--- START Material provided ---

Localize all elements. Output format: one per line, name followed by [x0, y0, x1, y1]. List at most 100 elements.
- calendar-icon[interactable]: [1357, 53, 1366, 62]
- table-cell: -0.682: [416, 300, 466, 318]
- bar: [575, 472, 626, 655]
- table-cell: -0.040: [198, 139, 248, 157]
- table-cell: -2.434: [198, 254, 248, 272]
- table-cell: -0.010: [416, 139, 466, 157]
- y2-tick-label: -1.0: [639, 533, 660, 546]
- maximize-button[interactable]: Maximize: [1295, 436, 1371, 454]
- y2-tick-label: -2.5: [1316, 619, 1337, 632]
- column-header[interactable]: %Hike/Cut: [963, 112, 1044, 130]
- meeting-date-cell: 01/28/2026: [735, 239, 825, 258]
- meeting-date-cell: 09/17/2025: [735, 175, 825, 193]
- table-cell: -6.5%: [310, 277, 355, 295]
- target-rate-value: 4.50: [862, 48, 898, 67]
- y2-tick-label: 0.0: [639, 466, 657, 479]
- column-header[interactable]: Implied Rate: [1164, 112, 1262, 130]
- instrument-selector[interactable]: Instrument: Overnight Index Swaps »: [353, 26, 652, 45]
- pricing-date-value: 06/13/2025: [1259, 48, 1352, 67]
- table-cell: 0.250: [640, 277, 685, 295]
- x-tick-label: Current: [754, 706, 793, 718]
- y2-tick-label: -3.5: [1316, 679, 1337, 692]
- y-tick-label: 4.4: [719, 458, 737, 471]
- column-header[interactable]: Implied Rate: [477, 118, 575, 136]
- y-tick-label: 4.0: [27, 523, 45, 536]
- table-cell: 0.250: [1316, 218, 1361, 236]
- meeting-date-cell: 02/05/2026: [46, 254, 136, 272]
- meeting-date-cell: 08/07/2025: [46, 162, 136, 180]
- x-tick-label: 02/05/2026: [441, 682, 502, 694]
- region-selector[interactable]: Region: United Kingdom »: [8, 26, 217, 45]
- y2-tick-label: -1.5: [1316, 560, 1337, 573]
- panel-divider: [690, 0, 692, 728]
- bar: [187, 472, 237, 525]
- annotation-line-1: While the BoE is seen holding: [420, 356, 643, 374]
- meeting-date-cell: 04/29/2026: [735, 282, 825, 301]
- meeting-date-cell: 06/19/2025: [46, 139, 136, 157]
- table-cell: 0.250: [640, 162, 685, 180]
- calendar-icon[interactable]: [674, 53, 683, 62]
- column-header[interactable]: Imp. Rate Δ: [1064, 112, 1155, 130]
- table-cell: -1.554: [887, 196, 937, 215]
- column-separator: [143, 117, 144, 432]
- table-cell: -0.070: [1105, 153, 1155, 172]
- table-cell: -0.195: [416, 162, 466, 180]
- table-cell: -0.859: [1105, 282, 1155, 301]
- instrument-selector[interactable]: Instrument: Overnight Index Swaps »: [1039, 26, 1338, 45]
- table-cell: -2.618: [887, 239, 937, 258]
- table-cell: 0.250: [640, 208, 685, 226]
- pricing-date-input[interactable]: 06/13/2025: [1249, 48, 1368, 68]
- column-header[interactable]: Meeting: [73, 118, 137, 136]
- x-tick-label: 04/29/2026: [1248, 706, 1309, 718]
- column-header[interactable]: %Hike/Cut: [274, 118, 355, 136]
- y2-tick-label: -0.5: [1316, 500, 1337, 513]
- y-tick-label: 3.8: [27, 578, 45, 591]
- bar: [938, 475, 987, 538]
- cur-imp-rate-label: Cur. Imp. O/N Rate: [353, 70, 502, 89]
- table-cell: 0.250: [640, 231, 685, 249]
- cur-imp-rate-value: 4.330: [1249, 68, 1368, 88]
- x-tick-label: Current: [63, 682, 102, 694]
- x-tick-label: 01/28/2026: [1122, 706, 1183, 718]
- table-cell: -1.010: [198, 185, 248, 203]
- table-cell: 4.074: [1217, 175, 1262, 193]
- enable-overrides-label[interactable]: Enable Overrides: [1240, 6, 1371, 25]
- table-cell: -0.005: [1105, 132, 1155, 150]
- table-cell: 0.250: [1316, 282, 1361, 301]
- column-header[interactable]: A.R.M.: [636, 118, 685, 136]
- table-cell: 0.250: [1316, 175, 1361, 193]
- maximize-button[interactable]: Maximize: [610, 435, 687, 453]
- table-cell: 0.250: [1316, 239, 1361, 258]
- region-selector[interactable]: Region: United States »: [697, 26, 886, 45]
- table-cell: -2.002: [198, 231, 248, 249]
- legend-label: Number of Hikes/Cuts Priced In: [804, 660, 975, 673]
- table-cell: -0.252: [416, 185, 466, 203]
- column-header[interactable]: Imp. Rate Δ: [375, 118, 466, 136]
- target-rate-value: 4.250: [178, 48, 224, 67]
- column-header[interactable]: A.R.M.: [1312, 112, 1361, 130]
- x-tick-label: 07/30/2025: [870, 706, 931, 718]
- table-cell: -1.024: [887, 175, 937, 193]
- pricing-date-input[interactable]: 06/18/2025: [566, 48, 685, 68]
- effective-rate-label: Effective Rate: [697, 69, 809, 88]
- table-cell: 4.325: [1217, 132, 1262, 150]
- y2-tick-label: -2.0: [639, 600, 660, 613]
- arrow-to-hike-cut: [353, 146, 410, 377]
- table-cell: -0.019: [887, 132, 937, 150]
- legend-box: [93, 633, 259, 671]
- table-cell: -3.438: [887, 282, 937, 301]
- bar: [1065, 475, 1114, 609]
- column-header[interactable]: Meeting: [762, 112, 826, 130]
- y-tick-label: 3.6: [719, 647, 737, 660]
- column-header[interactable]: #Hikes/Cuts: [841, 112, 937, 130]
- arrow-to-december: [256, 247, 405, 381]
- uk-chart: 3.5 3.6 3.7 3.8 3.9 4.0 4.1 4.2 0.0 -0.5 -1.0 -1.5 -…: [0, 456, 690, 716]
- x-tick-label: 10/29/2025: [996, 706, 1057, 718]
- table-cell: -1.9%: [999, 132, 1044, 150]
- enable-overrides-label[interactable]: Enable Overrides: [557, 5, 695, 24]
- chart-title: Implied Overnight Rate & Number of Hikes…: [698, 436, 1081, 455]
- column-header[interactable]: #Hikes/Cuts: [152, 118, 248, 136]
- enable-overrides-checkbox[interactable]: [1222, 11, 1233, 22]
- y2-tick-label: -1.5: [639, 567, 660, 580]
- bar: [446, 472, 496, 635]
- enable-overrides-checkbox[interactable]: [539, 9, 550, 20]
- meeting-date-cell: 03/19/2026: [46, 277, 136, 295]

--- END Material provided ---

Task directions
List every line in the entries above that contains the string "enable", matching case exactly.

Expected answer
- enable-overrides-label[interactable]: Enable Overrides: [1240, 6, 1371, 25]
- enable-overrides-label[interactable]: Enable Overrides: [557, 5, 695, 24]
- enable-overrides-checkbox[interactable]: [1222, 11, 1233, 22]
- enable-overrides-checkbox[interactable]: [539, 9, 550, 20]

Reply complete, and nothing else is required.